──────── Excerpted data
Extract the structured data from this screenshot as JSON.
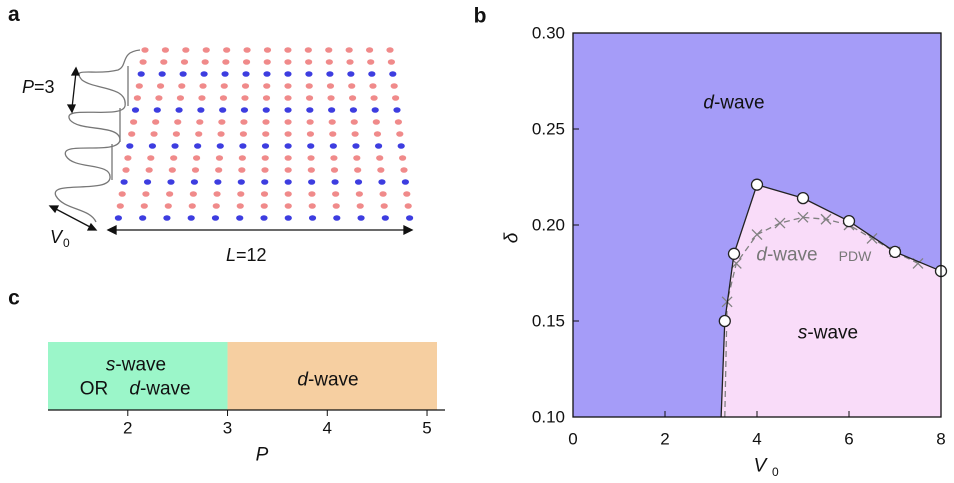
{
  "schematic": {
    "panel": "a",
    "period_label": "P=3",
    "potential_label": "V",
    "potential_label_sub": "0",
    "length_label": "L=12"
  },
  "chart_data": [
    {
      "type": "phase",
      "panel": "b",
      "x_label": "V",
      "x_label_sub": "0",
      "y_label": "δ",
      "xlim": [
        0,
        8
      ],
      "ylim": [
        0.1,
        0.3
      ],
      "xticks": [
        0,
        2,
        4,
        6,
        8
      ],
      "yticks": [
        {
          "value": 0.1,
          "label": "0.10"
        },
        0.15,
        {
          "value": 0.2,
          "label": "0.20"
        },
        0.25,
        {
          "value": 0.3,
          "label": "0.30"
        }
      ],
      "colors": {
        "outer": "#a59cf8",
        "inner": "#f9dcf9"
      },
      "region_labels": [
        "d-wave",
        "s-wave"
      ],
      "pdw_label": [
        "d-wave",
        "PDW"
      ],
      "series": [
        {
          "marker": "circle",
          "color": "#222222",
          "foot_x": 3.22,
          "x": [
            3.3,
            3.5,
            4,
            5,
            6,
            7,
            8
          ],
          "values": [
            0.15,
            0.185,
            0.221,
            0.214,
            0.202,
            0.186,
            0.176
          ]
        },
        {
          "marker": "cross",
          "color": "#808080",
          "foot_x": 3.3,
          "x": [
            3.35,
            3.55,
            4.0,
            4.5,
            5.0,
            5.5,
            6.0,
            6.5,
            7.0,
            7.5
          ],
          "values": [
            0.16,
            0.18,
            0.195,
            0.201,
            0.204,
            0.203,
            0.2,
            0.193,
            0.186,
            0.18
          ]
        }
      ]
    },
    {
      "type": "number_line",
      "panel": "c",
      "x_label": "P",
      "xlim": [
        1.2,
        5.1
      ],
      "xticks": [
        2,
        3,
        4,
        5
      ],
      "regions": [
        {
          "labels": [
            "s-wave",
            "OR",
            "d-wave"
          ],
          "range": [
            1.2,
            3
          ],
          "color": "#9bf6c9"
        },
        {
          "labels": [
            "d-wave"
          ],
          "range": [
            3,
            5.1
          ],
          "color": "#f6cfa1"
        }
      ]
    }
  ]
}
────────────────
# [Work to do]
Copy the entries exactly. Leave out the images.

# [Solution]
Extract the structured data from this screenshot as JSON.
{
  "schematic": {
    "panel": "a",
    "period_label": "P=3",
    "potential_label": "V",
    "potential_label_sub": "0",
    "length_label": "L=12"
  },
  "chart_data": [
    {
      "type": "phase",
      "panel": "b",
      "x_label": "V",
      "x_label_sub": "0",
      "y_label": "δ",
      "xlim": [
        0,
        8
      ],
      "ylim": [
        0.1,
        0.3
      ],
      "xticks": [
        0,
        2,
        4,
        6,
        8
      ],
      "yticks": [
        {
          "value": 0.1,
          "label": "0.10"
        },
        0.15,
        {
          "value": 0.2,
          "label": "0.20"
        },
        0.25,
        {
          "value": 0.3,
          "label": "0.30"
        }
      ],
      "colors": {
        "outer": "#a59cf8",
        "inner": "#f9dcf9"
      },
      "region_labels": [
        "d-wave",
        "s-wave"
      ],
      "pdw_label": [
        "d-wave",
        "PDW"
      ],
      "series": [
        {
          "marker": "circle",
          "color": "#222222",
          "foot_x": 3.22,
          "x": [
            3.3,
            3.5,
            4,
            5,
            6,
            7,
            8
          ],
          "values": [
            0.15,
            0.185,
            0.221,
            0.214,
            0.202,
            0.186,
            0.176
          ]
        },
        {
          "marker": "cross",
          "color": "#808080",
          "foot_x": 3.3,
          "x": [
            3.35,
            3.55,
            4.0,
            4.5,
            5.0,
            5.5,
            6.0,
            6.5,
            7.0,
            7.5
          ],
          "values": [
            0.16,
            0.18,
            0.195,
            0.201,
            0.204,
            0.203,
            0.2,
            0.193,
            0.186,
            0.18
          ]
        }
      ]
    },
    {
      "type": "number_line",
      "panel": "c",
      "x_label": "P",
      "xlim": [
        1.2,
        5.1
      ],
      "xticks": [
        2,
        3,
        4,
        5
      ],
      "regions": [
        {
          "labels": [
            "s-wave",
            "OR",
            "d-wave"
          ],
          "range": [
            1.2,
            3
          ],
          "color": "#9bf6c9"
        },
        {
          "labels": [
            "d-wave"
          ],
          "range": [
            3,
            5.1
          ],
          "color": "#f6cfa1"
        }
      ]
    }
  ]
}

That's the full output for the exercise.